Given request → Provide only the number of lines in the data below that contain the string "content".

Items from a data source →
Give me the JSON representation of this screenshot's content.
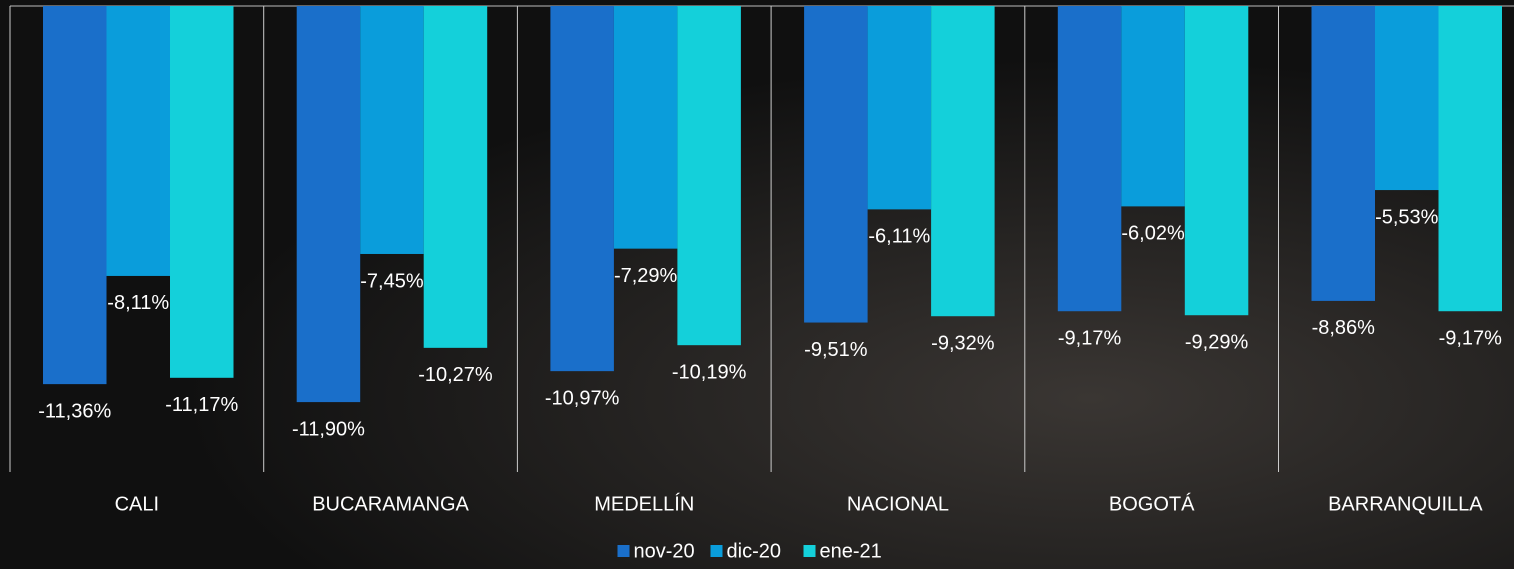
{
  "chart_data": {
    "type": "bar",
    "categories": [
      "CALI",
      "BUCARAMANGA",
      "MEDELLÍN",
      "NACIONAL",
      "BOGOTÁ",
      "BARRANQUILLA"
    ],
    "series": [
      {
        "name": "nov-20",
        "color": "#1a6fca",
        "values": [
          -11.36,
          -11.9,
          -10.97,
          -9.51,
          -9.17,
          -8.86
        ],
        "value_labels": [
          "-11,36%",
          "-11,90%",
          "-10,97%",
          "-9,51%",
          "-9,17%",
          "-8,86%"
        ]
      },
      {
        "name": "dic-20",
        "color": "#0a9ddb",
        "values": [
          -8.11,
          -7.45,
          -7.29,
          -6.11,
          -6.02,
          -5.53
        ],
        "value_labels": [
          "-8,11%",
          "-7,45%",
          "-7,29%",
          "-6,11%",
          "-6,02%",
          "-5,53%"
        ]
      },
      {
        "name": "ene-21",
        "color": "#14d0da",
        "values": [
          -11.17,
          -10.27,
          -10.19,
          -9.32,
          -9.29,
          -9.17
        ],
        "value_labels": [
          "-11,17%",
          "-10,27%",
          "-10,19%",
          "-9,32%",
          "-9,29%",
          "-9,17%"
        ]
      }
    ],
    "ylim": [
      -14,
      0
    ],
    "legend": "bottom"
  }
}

--

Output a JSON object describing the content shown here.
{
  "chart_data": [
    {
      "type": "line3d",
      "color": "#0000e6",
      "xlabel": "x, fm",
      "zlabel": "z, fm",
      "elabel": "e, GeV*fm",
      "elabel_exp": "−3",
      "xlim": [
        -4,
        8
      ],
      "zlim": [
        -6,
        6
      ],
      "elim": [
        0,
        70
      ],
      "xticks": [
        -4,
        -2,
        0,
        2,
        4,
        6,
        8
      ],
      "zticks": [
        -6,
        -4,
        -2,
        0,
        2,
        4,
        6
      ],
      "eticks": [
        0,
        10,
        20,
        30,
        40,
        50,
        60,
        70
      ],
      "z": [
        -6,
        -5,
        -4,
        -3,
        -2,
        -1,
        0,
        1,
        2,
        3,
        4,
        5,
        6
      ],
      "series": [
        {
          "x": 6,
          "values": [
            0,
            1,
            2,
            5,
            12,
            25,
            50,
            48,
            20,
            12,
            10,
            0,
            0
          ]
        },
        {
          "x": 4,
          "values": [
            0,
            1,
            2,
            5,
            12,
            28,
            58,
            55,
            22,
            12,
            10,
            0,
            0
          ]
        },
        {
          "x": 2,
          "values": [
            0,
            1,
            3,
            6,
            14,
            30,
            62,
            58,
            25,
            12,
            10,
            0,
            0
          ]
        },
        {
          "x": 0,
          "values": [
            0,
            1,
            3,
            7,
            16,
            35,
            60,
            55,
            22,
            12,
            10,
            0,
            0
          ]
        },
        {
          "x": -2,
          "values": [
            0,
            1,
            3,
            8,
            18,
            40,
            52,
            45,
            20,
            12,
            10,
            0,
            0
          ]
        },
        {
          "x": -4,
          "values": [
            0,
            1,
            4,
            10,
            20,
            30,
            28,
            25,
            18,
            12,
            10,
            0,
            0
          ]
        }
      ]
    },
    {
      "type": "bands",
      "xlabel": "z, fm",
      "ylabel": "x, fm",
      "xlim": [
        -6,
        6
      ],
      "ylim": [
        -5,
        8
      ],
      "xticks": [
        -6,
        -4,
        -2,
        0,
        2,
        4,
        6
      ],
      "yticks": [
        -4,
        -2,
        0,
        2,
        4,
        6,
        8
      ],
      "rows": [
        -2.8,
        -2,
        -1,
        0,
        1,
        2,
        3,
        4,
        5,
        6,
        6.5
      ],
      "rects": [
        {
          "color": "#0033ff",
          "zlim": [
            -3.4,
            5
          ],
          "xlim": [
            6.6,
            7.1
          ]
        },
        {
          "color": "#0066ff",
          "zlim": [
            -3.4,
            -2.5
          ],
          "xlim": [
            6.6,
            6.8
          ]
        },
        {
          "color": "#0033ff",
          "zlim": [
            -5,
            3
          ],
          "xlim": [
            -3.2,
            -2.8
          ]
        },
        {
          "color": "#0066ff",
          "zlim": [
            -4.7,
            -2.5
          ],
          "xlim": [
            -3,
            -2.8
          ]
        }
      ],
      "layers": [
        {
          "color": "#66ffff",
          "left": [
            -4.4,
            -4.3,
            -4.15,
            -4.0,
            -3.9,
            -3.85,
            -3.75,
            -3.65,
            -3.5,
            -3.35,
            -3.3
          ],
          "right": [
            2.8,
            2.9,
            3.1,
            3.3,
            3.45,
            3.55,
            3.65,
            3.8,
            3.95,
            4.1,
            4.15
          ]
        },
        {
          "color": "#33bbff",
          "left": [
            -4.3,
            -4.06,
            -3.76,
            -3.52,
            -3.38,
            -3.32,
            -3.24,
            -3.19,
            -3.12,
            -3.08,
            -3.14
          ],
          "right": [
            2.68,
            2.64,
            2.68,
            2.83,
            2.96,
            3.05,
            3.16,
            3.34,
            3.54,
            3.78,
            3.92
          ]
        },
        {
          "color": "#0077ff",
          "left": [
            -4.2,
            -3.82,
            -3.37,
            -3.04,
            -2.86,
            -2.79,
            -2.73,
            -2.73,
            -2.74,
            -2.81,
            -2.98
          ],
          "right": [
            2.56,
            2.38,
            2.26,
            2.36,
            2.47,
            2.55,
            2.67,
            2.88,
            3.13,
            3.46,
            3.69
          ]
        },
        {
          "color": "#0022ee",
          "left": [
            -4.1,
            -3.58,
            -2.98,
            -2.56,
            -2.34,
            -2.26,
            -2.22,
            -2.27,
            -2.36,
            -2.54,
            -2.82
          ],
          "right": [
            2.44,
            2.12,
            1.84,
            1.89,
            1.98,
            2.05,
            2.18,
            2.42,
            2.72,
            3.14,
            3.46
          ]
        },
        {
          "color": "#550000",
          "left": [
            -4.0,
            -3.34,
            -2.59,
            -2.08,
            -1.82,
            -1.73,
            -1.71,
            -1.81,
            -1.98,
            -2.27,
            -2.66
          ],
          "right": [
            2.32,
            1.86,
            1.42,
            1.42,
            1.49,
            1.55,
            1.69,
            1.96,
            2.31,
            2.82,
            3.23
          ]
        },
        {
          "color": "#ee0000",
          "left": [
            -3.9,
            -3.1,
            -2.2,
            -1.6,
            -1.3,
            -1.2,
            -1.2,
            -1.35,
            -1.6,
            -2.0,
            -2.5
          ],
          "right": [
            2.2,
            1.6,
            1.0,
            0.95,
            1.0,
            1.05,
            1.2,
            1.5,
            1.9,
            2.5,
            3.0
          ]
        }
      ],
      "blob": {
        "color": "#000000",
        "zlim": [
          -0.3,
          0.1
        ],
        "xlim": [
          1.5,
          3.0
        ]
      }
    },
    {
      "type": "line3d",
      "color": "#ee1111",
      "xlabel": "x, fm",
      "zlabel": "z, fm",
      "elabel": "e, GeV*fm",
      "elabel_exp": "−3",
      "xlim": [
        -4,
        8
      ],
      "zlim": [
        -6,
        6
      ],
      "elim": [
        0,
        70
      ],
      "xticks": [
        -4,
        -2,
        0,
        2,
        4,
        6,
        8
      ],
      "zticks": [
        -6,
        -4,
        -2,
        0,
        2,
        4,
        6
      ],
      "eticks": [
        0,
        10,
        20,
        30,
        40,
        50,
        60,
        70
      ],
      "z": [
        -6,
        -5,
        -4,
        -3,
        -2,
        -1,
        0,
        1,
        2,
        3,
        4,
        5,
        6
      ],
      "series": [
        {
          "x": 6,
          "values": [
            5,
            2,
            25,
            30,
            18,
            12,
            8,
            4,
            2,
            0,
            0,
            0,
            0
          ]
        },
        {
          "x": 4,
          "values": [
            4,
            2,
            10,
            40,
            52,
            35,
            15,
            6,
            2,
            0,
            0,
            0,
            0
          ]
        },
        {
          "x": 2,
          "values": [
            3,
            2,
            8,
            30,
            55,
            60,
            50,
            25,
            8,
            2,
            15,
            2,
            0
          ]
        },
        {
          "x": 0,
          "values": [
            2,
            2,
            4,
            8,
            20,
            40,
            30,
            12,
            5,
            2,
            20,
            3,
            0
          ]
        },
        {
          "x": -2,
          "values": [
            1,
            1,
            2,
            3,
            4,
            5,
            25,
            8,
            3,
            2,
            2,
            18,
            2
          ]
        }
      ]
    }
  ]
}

Reply → 2